● **Input data**
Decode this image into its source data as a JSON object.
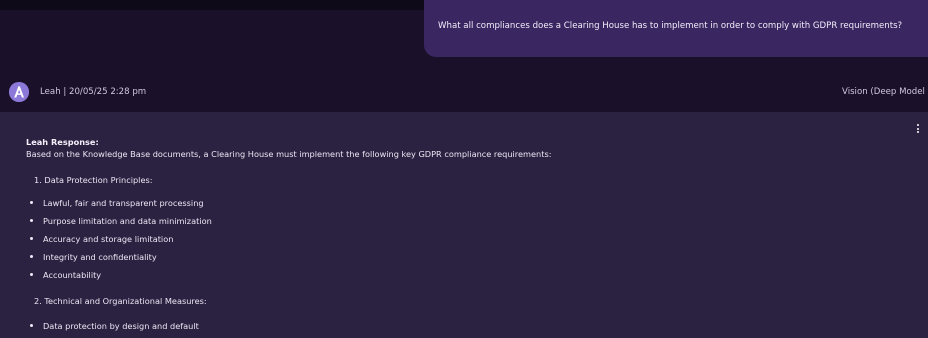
{
  "user_message": "What all compliances does a Clearing House has to implement in order to comply with GDPR requirements?",
  "agent": {
    "avatar_icon": "assistant-logo-icon",
    "meta": "Leah | 20/05/25 2:28 pm",
    "model": "Vision (Deep Model"
  },
  "response": {
    "title": "Leah Response:",
    "intro": "Based on the Knowledge Base documents, a Clearing House must implement the following key GDPR compliance requirements:",
    "sections": [
      {
        "heading": "1. Data Protection Principles:",
        "items": [
          "Lawful, fair and transparent processing",
          "Purpose limitation and data minimization",
          "Accuracy and storage limitation",
          "Integrity and confidentiality",
          "Accountability"
        ]
      },
      {
        "heading": "2. Technical and Organizational Measures:",
        "items": [
          "Data protection by design and default"
        ]
      }
    ]
  },
  "colors": {
    "background": "#1b1029",
    "user_bubble": "#3a2660",
    "response_panel": "#2b2140",
    "avatar": "#8b78d8"
  }
}
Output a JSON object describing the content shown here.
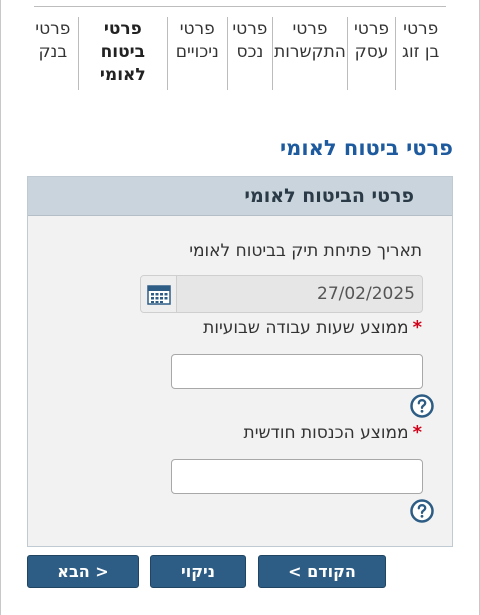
{
  "tabs": [
    {
      "label": "פרטי\nבן זוג"
    },
    {
      "label": "פרטי\nעסק"
    },
    {
      "label": "פרטי\nהתקשרות"
    },
    {
      "label": "פרטי\nנכס"
    },
    {
      "label": "פרטי\nניכויים"
    },
    {
      "label": "פרטי\nביטוח\nלאומי",
      "active": true
    },
    {
      "label": "פרטי\nבנק"
    }
  ],
  "section_title": "פרטי ביטוח לאומי",
  "panel": {
    "header": "פרטי הביטוח לאומי",
    "open_date_label": "תאריך פתיחת תיק בביטוח לאומי",
    "open_date_value": "27/02/2025",
    "weekly_hours_label": "ממוצע שעות עבודה שבועיות",
    "weekly_hours_value": "",
    "monthly_income_label": "ממוצע הכנסות חודשית",
    "monthly_income_value": "",
    "required_mark": "*"
  },
  "buttons": {
    "prev": "< הקודם",
    "clear": "ניקוי",
    "next": "הבא >"
  },
  "colors": {
    "title": "#1e5a9e",
    "button": "#2d5d84",
    "header_bg": "#c9d4dc",
    "required": "#d0021b"
  }
}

● **Your task**
Return only the number of lines in the data above that include the word "GDPR".

● **Worked answer**
2